Track down the lines that contain "this" and copy them.

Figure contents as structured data
===
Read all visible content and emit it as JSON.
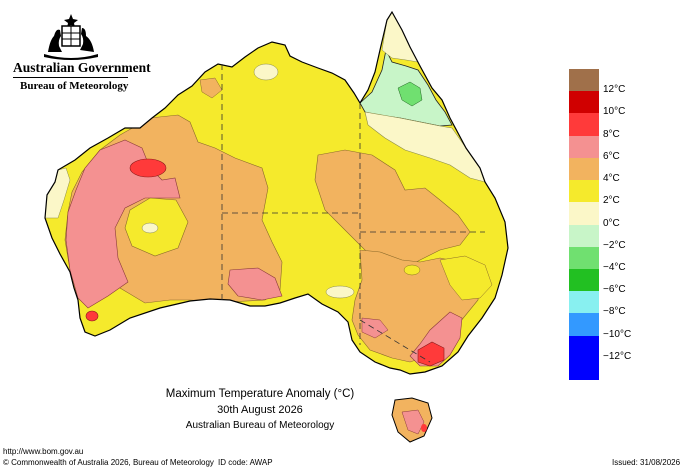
{
  "header": {
    "government": "Australian Government",
    "bureau": "Bureau of Meteorology"
  },
  "map": {
    "title": "Maximum Temperature Anomaly (°C)",
    "date": "30th August 2026",
    "source": "Australian Bureau of Meteorology"
  },
  "legend": {
    "items": [
      {
        "label": "12°C",
        "color": "#a0704a"
      },
      {
        "label": "10°C",
        "color": "#d00000"
      },
      {
        "label": "8°C",
        "color": "#ff3a3a"
      },
      {
        "label": "6°C",
        "color": "#f49191"
      },
      {
        "label": "4°C",
        "color": "#f2b35f"
      },
      {
        "label": "2°C",
        "color": "#f5ea2c"
      },
      {
        "label": "0°C",
        "color": "#fbf7c8"
      },
      {
        "label": "−2°C",
        "color": "#c8f5c8"
      },
      {
        "label": "−4°C",
        "color": "#70e070"
      },
      {
        "label": "−6°C",
        "color": "#22c022"
      },
      {
        "label": "−8°C",
        "color": "#88f0f0"
      },
      {
        "label": "−10°C",
        "color": "#3399ff"
      },
      {
        "label": "−12°C",
        "color": "#0000ff"
      }
    ]
  },
  "footer": {
    "url": "http://www.bom.gov.au",
    "copyright": "© Commonwealth of Australia 2026, Bureau of Meteorology",
    "id_code": "ID code: AWAP",
    "issued": "Issued: 31/08/2026"
  }
}
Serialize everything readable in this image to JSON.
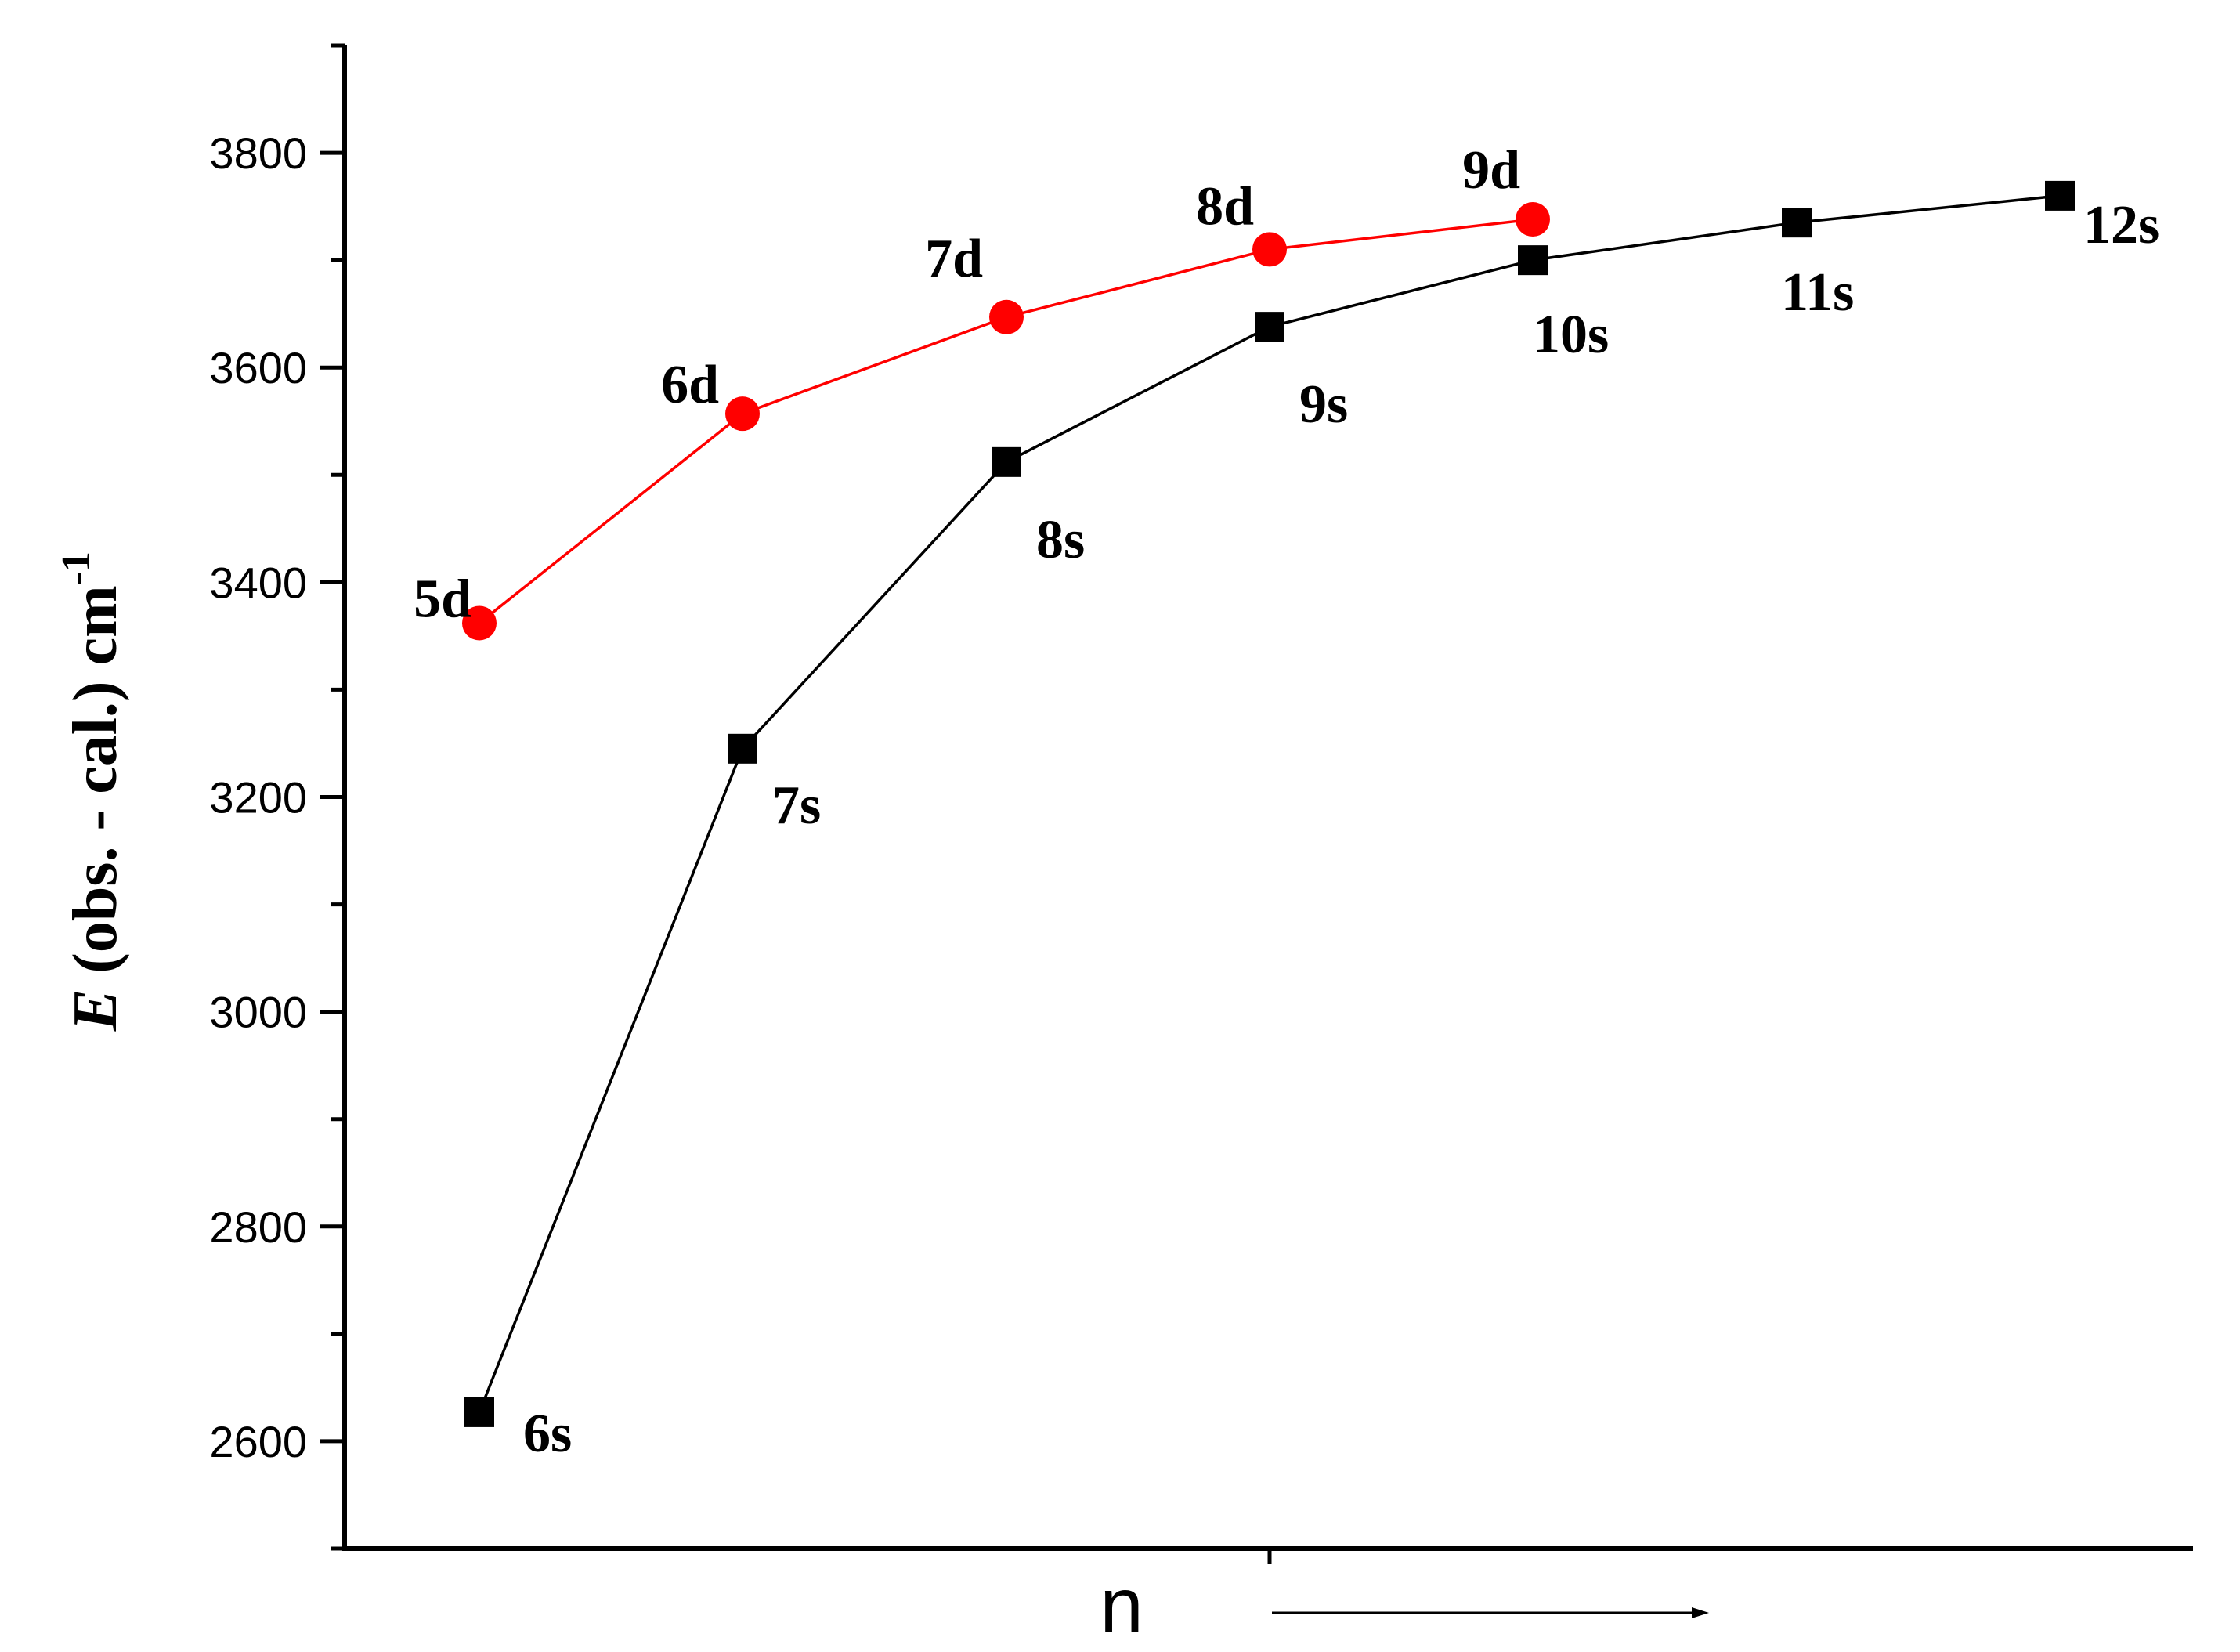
{
  "chart_data": {
    "type": "line",
    "title": "",
    "ylabel": {
      "symbol": "E",
      "text": " (obs. - cal.) cm",
      "superscript": "-1"
    },
    "xlabel": "n",
    "ylim": [
      2500,
      3900
    ],
    "yticks": [
      2600,
      2800,
      3000,
      3200,
      3400,
      3600,
      3800
    ],
    "ytick_labels": [
      "2600",
      "2800",
      "3000",
      "3200",
      "3400",
      "3600",
      "3800"
    ],
    "grid": false,
    "x_arrow": true,
    "series": [
      {
        "marker": "square",
        "color": "#000000",
        "points": [
          {
            "x": 0,
            "y": 2627,
            "label": "6s"
          },
          {
            "x": 1,
            "y": 3245,
            "label": "7s"
          },
          {
            "x": 2,
            "y": 3512,
            "label": "8s"
          },
          {
            "x": 3,
            "y": 3638,
            "label": "9s"
          },
          {
            "x": 4,
            "y": 3700,
            "label": "10s"
          },
          {
            "x": 5,
            "y": 3735,
            "label": "11s"
          },
          {
            "x": 6,
            "y": 3760,
            "label": "12s"
          }
        ]
      },
      {
        "marker": "circle",
        "color": "#ff0000",
        "points": [
          {
            "x": 0,
            "y": 3362,
            "label": "5d"
          },
          {
            "x": 1,
            "y": 3557,
            "label": "6d"
          },
          {
            "x": 2,
            "y": 3647,
            "label": "7d"
          },
          {
            "x": 3,
            "y": 3710,
            "label": "8d"
          },
          {
            "x": 4,
            "y": 3738,
            "label": "9d"
          }
        ]
      }
    ]
  }
}
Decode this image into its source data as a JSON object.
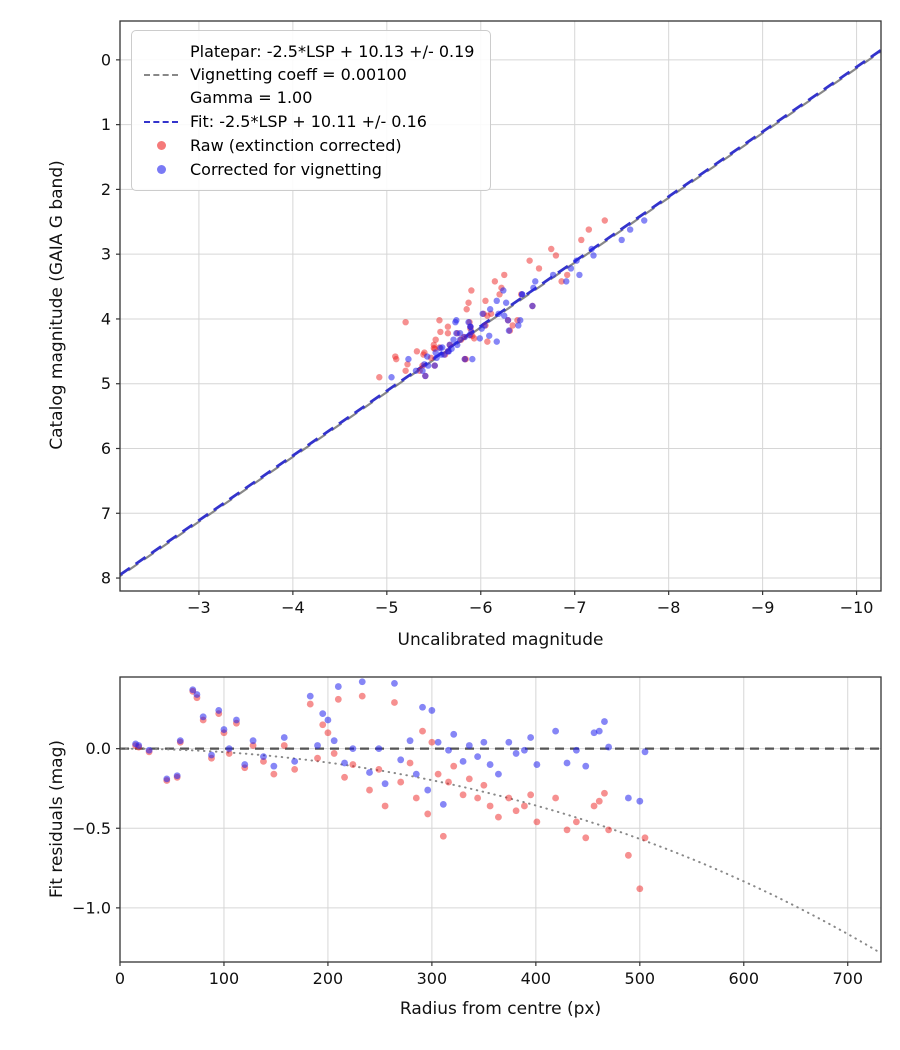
{
  "chart_data": [
    {
      "type": "scatter",
      "title": "",
      "xlabel": "Uncalibrated magnitude",
      "ylabel": "Catalog magnitude (GAIA G band)",
      "xlim": [
        -2.16,
        -10.26
      ],
      "ylim": [
        8.2,
        -0.6
      ],
      "x_ticks": [
        -3,
        -4,
        -5,
        -6,
        -7,
        -8,
        -9,
        -10
      ],
      "x_tick_labels": [
        "−3",
        "−4",
        "−5",
        "−6",
        "−7",
        "−8",
        "−9",
        "−10"
      ],
      "y_ticks": [
        0,
        1,
        2,
        3,
        4,
        5,
        6,
        7,
        8
      ],
      "y_tick_labels": [
        "0",
        "1",
        "2",
        "3",
        "4",
        "5",
        "6",
        "7",
        "8"
      ],
      "grid": true,
      "lines": [
        {
          "name": "platepar",
          "label": "Platepar: -2.5*LSP + 10.13 +/- 0.19",
          "slope": 1,
          "intercept": 10.13,
          "color": "#888888",
          "dash": "12 7",
          "width": 2.2
        },
        {
          "name": "fit",
          "label": "Fit: -2.5*LSP + 10.11 +/- 0.16",
          "slope": 1,
          "intercept": 10.11,
          "color": "#3333cc",
          "dash": "12 7",
          "width": 2.8
        }
      ],
      "series": [
        {
          "name": "Raw (extinction corrected)",
          "color": "#ee2222",
          "opacity": 0.5
        },
        {
          "name": "Corrected for vignetting",
          "color": "#2222ee",
          "opacity": 0.55
        }
      ],
      "legend": {
        "position": "upper-left",
        "entries": [
          {
            "handle": "dashed-line",
            "color": "#888888",
            "lines": [
              "Platepar: -2.5*LSP + 10.13 +/- 0.19",
              "Vignetting coeff = 0.00100",
              "Gamma = 1.00"
            ]
          },
          {
            "handle": "dashed-line",
            "color": "#3333cc",
            "lines": [
              "Fit: -2.5*LSP + 10.11 +/- 0.16"
            ]
          },
          {
            "handle": "dot",
            "color": "#ee2222",
            "lines": [
              "Raw (extinction corrected)"
            ]
          },
          {
            "handle": "dot",
            "color": "#2222ee",
            "lines": [
              "Corrected for vignetting"
            ]
          }
        ]
      }
    },
    {
      "type": "scatter",
      "title": "",
      "xlabel": "Radius from centre (px)",
      "ylabel": "Fit residuals (mag)",
      "xlim": [
        0,
        732
      ],
      "ylim": [
        -1.34,
        0.45
      ],
      "x_ticks": [
        0,
        100,
        200,
        300,
        400,
        500,
        600,
        700
      ],
      "x_tick_labels": [
        "0",
        "100",
        "200",
        "300",
        "400",
        "500",
        "600",
        "700"
      ],
      "y_ticks": [
        0,
        -0.5,
        -1.0
      ],
      "y_tick_labels": [
        "0.0",
        "−0.5",
        "−1.0"
      ],
      "grid": true,
      "zero_line": {
        "color": "#555555",
        "dash": "9 6",
        "width": 2.2
      },
      "vignetting_curve": {
        "coeff": 0.001,
        "formula": "10*log10(cos(coeff*r))",
        "color": "#888888",
        "width": 2
      },
      "series": [
        {
          "name": "Raw (extinction corrected)",
          "color": "#ee2222",
          "opacity": 0.5
        },
        {
          "name": "Corrected for vignetting",
          "color": "#2222ee",
          "opacity": 0.55
        }
      ]
    }
  ],
  "stars": {
    "format": [
      "radius_px",
      "catalog_mag",
      "residual_raw",
      "residual_corrected"
    ],
    "rows": [
      [
        15,
        4.1,
        0.02,
        0.03
      ],
      [
        18,
        4.25,
        0.01,
        0.02
      ],
      [
        28,
        4.32,
        -0.02,
        -0.01
      ],
      [
        45,
        4.05,
        -0.2,
        -0.19
      ],
      [
        55,
        3.92,
        -0.18,
        -0.17
      ],
      [
        58,
        4.55,
        0.04,
        0.05
      ],
      [
        70,
        4.18,
        0.36,
        0.37
      ],
      [
        74,
        4.62,
        0.32,
        0.34
      ],
      [
        80,
        4.02,
        0.18,
        0.2
      ],
      [
        88,
        4.4,
        -0.06,
        -0.04
      ],
      [
        95,
        3.8,
        0.22,
        0.24
      ],
      [
        100,
        4.72,
        0.1,
        0.12
      ],
      [
        105,
        4.28,
        -0.03,
        0
      ],
      [
        112,
        4.88,
        0.16,
        0.18
      ],
      [
        120,
        4.12,
        -0.12,
        -0.1
      ],
      [
        128,
        4.5,
        0.02,
        0.05
      ],
      [
        138,
        3.62,
        -0.08,
        -0.05
      ],
      [
        148,
        4.22,
        -0.16,
        -0.11
      ],
      [
        158,
        4.8,
        0.02,
        0.07
      ],
      [
        168,
        4.44,
        -0.13,
        -0.08
      ],
      [
        183,
        4.02,
        0.28,
        0.33
      ],
      [
        190,
        4.6,
        -0.06,
        0.02
      ],
      [
        195,
        3.42,
        0.15,
        0.22
      ],
      [
        200,
        4.3,
        0.1,
        0.18
      ],
      [
        206,
        4.72,
        -0.03,
        0.05
      ],
      [
        210,
        4.1,
        0.31,
        0.39
      ],
      [
        216,
        4.45,
        -0.18,
        -0.09
      ],
      [
        224,
        3.92,
        -0.1,
        0
      ],
      [
        233,
        4.62,
        0.33,
        0.42
      ],
      [
        240,
        4.22,
        -0.26,
        -0.15
      ],
      [
        249,
        4.8,
        -0.13,
        0
      ],
      [
        255,
        3.72,
        -0.36,
        -0.22
      ],
      [
        264,
        4.35,
        0.29,
        0.41
      ],
      [
        270,
        4.52,
        -0.21,
        -0.07
      ],
      [
        279,
        4.15,
        -0.09,
        0.05
      ],
      [
        285,
        4.9,
        -0.31,
        -0.16
      ],
      [
        291,
        3.32,
        0.11,
        0.26
      ],
      [
        296,
        4.62,
        -0.41,
        -0.26
      ],
      [
        300,
        4.26,
        0.04,
        0.24
      ],
      [
        306,
        4.46,
        -0.16,
        0.04
      ],
      [
        311,
        4.02,
        -0.55,
        -0.35
      ],
      [
        316,
        4.7,
        -0.21,
        -0.01
      ],
      [
        321,
        3.95,
        -0.11,
        0.09
      ],
      [
        330,
        4.32,
        -0.29,
        -0.08
      ],
      [
        336,
        4.55,
        -0.19,
        0.02
      ],
      [
        344,
        3.62,
        -0.31,
        -0.05
      ],
      [
        350,
        4.4,
        -0.23,
        0.04
      ],
      [
        356,
        4.12,
        -0.36,
        -0.1
      ],
      [
        364,
        3.85,
        -0.43,
        -0.16
      ],
      [
        374,
        4.5,
        -0.31,
        0.04
      ],
      [
        381,
        3.52,
        -0.39,
        -0.03
      ],
      [
        389,
        4.2,
        -0.36,
        -0.01
      ],
      [
        395,
        3.22,
        -0.29,
        0.07
      ],
      [
        401,
        4.58,
        -0.46,
        -0.1
      ],
      [
        419,
        3.02,
        -0.31,
        0.11
      ],
      [
        430,
        3.75,
        -0.51,
        -0.09
      ],
      [
        439,
        2.92,
        -0.46,
        -0.01
      ],
      [
        448,
        3.42,
        -0.56,
        -0.11
      ],
      [
        456,
        2.62,
        -0.36,
        0.1
      ],
      [
        461,
        2.48,
        -0.33,
        0.11
      ],
      [
        466,
        2.78,
        -0.28,
        0.17
      ],
      [
        470,
        3.1,
        -0.51,
        0.01
      ],
      [
        489,
        3.56,
        -0.67,
        -0.31
      ],
      [
        500,
        4.05,
        -0.88,
        -0.33
      ],
      [
        505,
        3.32,
        -0.56,
        -0.02
      ]
    ]
  }
}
===
Reply to the exercise
Serialize everything readable in this image to JSON.
Decode this image into its source data as a JSON object.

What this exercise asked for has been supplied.